> What you need to do:
The records below must be transcribed exactly. Do not include the pictures.

Excerpt from a dataset:
----
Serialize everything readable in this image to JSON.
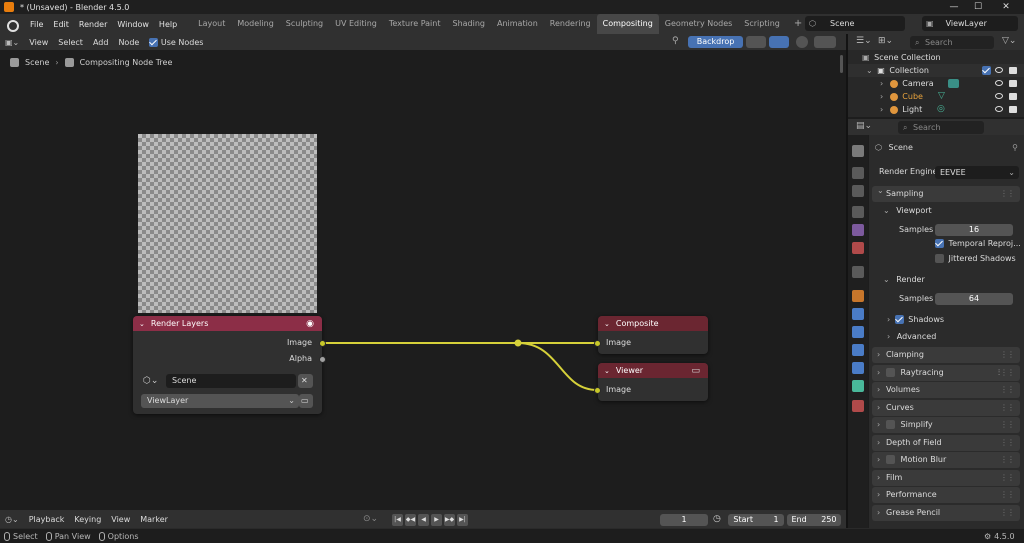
{
  "window": {
    "title": "* (Unsaved) - Blender 4.5.0",
    "version": "4.5.0"
  },
  "topbar": {
    "menus": [
      "File",
      "Edit",
      "Render",
      "Window",
      "Help"
    ],
    "workspaces": [
      "Layout",
      "Modeling",
      "Sculpting",
      "UV Editing",
      "Texture Paint",
      "Shading",
      "Animation",
      "Rendering",
      "Compositing",
      "Geometry Nodes",
      "Scripting"
    ],
    "active_workspace": "Compositing",
    "scene": "Scene",
    "view_layer": "ViewLayer"
  },
  "node_editor": {
    "menus": [
      "View",
      "Select",
      "Add",
      "Node"
    ],
    "use_nodes_label": "Use Nodes",
    "use_nodes_checked": true,
    "backdrop_label": "Backdrop",
    "breadcrumb": [
      "Scene",
      "Compositing Node Tree"
    ]
  },
  "nodes": {
    "render_layers": {
      "title": "Render Layers",
      "color": "#8c2e47",
      "outputs": [
        "Image",
        "Alpha"
      ],
      "scene_field": "Scene",
      "layer_field": "ViewLayer"
    },
    "composite": {
      "title": "Composite",
      "color": "#6b2631",
      "inputs": [
        "Image"
      ]
    },
    "viewer": {
      "title": "Viewer",
      "color": "#6b2631",
      "inputs": [
        "Image"
      ]
    }
  },
  "timeline": {
    "menus": [
      "Playback",
      "Keying",
      "View",
      "Marker"
    ],
    "current_frame": "1",
    "start_label": "Start",
    "start_value": "1",
    "end_label": "End",
    "end_value": "250"
  },
  "statusbar": {
    "items": [
      "Select",
      "Pan View",
      "Options"
    ],
    "version": "4.5.0"
  },
  "outliner": {
    "search_placeholder": "Search",
    "rows": [
      "Scene Collection",
      "Collection",
      "Camera",
      "Cube",
      "Light"
    ]
  },
  "properties": {
    "search_placeholder": "Search",
    "context": "Scene",
    "render_engine_label": "Render Engine",
    "render_engine_value": "EEVEE",
    "sampling": "Sampling",
    "viewport": "Viewport",
    "viewport_samples_label": "Samples",
    "viewport_samples_value": "16",
    "temporal_reprojection": "Temporal Reproj...",
    "jittered_shadows": "Jittered Shadows",
    "render": "Render",
    "render_samples_label": "Samples",
    "render_samples_value": "64",
    "shadows": "Shadows",
    "advanced": "Advanced",
    "panels": [
      "Clamping",
      "Raytracing",
      "Volumes",
      "Curves",
      "Simplify",
      "Depth of Field",
      "Motion Blur",
      "Film",
      "Performance",
      "Grease Pencil"
    ]
  },
  "colors": {
    "accent": "#4772b3",
    "socket_yellow": "#c7c729",
    "link_yellow": "#d6d13a"
  }
}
----
> Full response:
Serialize everything readable in this image to JSON.
{
  "window": {
    "title": "* (Unsaved) - Blender 4.5.0",
    "version": "4.5.0"
  },
  "topbar": {
    "menus": [
      "File",
      "Edit",
      "Render",
      "Window",
      "Help"
    ],
    "workspaces": [
      "Layout",
      "Modeling",
      "Sculpting",
      "UV Editing",
      "Texture Paint",
      "Shading",
      "Animation",
      "Rendering",
      "Compositing",
      "Geometry Nodes",
      "Scripting"
    ],
    "active_workspace": "Compositing",
    "scene": "Scene",
    "view_layer": "ViewLayer"
  },
  "node_editor": {
    "menus": [
      "View",
      "Select",
      "Add",
      "Node"
    ],
    "use_nodes_label": "Use Nodes",
    "use_nodes_checked": true,
    "backdrop_label": "Backdrop",
    "breadcrumb": [
      "Scene",
      "Compositing Node Tree"
    ]
  },
  "nodes": {
    "render_layers": {
      "title": "Render Layers",
      "color": "#8c2e47",
      "outputs": [
        "Image",
        "Alpha"
      ],
      "scene_field": "Scene",
      "layer_field": "ViewLayer"
    },
    "composite": {
      "title": "Composite",
      "color": "#6b2631",
      "inputs": [
        "Image"
      ]
    },
    "viewer": {
      "title": "Viewer",
      "color": "#6b2631",
      "inputs": [
        "Image"
      ]
    }
  },
  "timeline": {
    "menus": [
      "Playback",
      "Keying",
      "View",
      "Marker"
    ],
    "current_frame": "1",
    "start_label": "Start",
    "start_value": "1",
    "end_label": "End",
    "end_value": "250"
  },
  "statusbar": {
    "items": [
      "Select",
      "Pan View",
      "Options"
    ],
    "version": "4.5.0"
  },
  "outliner": {
    "search_placeholder": "Search",
    "rows": [
      "Scene Collection",
      "Collection",
      "Camera",
      "Cube",
      "Light"
    ]
  },
  "properties": {
    "search_placeholder": "Search",
    "context": "Scene",
    "render_engine_label": "Render Engine",
    "render_engine_value": "EEVEE",
    "sampling": "Sampling",
    "viewport": "Viewport",
    "viewport_samples_label": "Samples",
    "viewport_samples_value": "16",
    "temporal_reprojection": "Temporal Reproj...",
    "jittered_shadows": "Jittered Shadows",
    "render": "Render",
    "render_samples_label": "Samples",
    "render_samples_value": "64",
    "shadows": "Shadows",
    "advanced": "Advanced",
    "panels": [
      "Clamping",
      "Raytracing",
      "Volumes",
      "Curves",
      "Simplify",
      "Depth of Field",
      "Motion Blur",
      "Film",
      "Performance",
      "Grease Pencil"
    ]
  },
  "colors": {
    "accent": "#4772b3",
    "socket_yellow": "#c7c729",
    "link_yellow": "#d6d13a"
  }
}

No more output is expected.